** start RECORDS FOR THIS TASK **

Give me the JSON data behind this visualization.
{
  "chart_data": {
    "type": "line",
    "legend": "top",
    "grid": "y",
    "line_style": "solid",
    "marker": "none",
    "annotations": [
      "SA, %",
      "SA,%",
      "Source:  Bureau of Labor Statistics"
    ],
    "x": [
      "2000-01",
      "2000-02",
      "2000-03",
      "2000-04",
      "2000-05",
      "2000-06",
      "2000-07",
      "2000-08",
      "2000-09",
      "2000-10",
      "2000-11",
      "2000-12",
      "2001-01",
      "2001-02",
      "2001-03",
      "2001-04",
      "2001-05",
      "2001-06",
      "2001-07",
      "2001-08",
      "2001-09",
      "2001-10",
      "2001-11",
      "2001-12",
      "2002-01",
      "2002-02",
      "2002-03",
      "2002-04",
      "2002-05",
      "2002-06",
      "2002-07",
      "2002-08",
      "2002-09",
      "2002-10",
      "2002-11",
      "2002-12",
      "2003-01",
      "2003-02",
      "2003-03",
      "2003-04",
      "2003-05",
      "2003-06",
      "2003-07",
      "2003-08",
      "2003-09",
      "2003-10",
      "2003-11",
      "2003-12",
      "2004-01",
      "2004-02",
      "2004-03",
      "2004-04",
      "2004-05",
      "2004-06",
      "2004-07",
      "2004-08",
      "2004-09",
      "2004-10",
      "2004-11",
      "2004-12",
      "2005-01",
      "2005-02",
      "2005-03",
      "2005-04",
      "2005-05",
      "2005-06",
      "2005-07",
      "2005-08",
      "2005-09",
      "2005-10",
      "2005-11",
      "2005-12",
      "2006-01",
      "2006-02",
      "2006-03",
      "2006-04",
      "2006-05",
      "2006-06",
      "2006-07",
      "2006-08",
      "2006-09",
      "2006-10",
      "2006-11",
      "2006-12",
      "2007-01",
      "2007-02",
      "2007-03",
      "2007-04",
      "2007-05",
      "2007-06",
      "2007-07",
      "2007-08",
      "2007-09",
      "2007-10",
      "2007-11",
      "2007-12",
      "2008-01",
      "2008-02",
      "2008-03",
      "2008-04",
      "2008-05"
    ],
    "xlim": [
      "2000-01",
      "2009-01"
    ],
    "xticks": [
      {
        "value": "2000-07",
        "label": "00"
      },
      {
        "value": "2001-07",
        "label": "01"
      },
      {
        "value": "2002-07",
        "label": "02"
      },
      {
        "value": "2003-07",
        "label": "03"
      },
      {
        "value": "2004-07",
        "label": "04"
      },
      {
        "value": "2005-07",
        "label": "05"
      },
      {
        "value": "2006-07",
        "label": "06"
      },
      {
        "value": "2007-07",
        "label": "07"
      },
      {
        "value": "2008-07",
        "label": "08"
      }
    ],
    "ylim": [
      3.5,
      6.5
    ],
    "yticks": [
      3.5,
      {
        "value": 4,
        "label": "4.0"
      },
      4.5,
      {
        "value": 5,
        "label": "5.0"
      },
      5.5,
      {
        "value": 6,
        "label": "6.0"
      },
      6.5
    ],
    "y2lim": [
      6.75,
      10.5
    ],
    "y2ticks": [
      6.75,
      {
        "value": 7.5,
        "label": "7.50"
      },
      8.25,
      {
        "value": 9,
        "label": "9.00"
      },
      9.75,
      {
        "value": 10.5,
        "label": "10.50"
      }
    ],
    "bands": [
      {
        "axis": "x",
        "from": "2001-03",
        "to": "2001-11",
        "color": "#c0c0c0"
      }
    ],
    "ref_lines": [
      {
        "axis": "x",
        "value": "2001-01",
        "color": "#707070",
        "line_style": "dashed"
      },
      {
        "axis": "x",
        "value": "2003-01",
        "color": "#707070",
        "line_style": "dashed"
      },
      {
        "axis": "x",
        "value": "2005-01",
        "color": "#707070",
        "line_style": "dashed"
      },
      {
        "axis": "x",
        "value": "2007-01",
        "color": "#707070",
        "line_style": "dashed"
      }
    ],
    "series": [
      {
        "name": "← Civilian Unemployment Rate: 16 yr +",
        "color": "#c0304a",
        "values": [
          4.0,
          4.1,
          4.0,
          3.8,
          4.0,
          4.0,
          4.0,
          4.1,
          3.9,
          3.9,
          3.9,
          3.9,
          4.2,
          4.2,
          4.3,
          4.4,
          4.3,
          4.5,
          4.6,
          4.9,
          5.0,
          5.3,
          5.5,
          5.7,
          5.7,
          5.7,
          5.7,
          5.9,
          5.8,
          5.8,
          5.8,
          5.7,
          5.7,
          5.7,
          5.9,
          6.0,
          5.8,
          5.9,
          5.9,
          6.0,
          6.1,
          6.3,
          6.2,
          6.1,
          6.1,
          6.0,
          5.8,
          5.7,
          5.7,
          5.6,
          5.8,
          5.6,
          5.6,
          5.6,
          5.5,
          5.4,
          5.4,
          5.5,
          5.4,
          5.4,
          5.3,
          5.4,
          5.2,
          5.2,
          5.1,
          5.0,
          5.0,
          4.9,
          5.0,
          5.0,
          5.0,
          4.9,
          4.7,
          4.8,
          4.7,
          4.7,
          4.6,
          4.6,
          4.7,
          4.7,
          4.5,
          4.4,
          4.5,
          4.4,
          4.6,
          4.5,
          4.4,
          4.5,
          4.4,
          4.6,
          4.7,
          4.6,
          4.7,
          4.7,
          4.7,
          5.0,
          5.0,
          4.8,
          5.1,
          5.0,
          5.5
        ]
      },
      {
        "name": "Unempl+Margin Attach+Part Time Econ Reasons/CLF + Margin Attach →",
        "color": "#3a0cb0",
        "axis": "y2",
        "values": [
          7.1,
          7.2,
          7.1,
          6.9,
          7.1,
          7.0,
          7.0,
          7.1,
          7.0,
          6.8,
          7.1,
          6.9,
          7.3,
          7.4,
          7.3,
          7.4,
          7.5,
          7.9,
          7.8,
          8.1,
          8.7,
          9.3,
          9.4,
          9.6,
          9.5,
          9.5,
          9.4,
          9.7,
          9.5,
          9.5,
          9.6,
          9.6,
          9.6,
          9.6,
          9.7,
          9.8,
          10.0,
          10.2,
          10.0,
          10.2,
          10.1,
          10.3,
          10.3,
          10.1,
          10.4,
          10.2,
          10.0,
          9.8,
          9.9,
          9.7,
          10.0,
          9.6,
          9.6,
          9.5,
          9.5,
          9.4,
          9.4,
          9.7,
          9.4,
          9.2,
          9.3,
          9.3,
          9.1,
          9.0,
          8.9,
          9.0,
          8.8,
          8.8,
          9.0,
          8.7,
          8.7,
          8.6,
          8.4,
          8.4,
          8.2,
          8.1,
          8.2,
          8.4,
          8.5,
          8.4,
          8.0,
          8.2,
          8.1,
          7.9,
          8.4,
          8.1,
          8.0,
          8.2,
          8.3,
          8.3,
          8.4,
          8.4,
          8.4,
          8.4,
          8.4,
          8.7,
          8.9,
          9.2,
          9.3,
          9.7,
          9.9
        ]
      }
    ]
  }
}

** end RECORDS FOR THIS TASK **
** start RECORDS FOR THIS TASK **

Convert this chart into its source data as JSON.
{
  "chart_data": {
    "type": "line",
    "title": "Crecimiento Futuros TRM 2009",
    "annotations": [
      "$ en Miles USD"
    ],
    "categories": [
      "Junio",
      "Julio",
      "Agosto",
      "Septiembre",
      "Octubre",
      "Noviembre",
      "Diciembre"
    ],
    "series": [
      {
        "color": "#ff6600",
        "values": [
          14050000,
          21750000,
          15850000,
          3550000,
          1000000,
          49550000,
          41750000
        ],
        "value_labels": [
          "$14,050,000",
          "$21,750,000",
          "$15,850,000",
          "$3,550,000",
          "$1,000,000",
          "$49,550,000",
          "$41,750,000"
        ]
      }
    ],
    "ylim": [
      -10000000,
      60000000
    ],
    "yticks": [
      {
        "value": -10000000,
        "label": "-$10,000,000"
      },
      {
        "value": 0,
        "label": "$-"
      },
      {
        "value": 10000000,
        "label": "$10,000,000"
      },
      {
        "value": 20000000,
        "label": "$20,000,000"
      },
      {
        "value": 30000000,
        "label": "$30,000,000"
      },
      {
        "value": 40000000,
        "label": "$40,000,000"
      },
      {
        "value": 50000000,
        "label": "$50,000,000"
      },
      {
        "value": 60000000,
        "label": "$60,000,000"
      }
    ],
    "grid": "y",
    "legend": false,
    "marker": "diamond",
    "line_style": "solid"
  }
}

** end RECORDS FOR THIS TASK **

Search the records above for the string "JSON". Copy every line that contains it.

Give me the JSON data behind this visualization.
Convert this chart into its source data as JSON.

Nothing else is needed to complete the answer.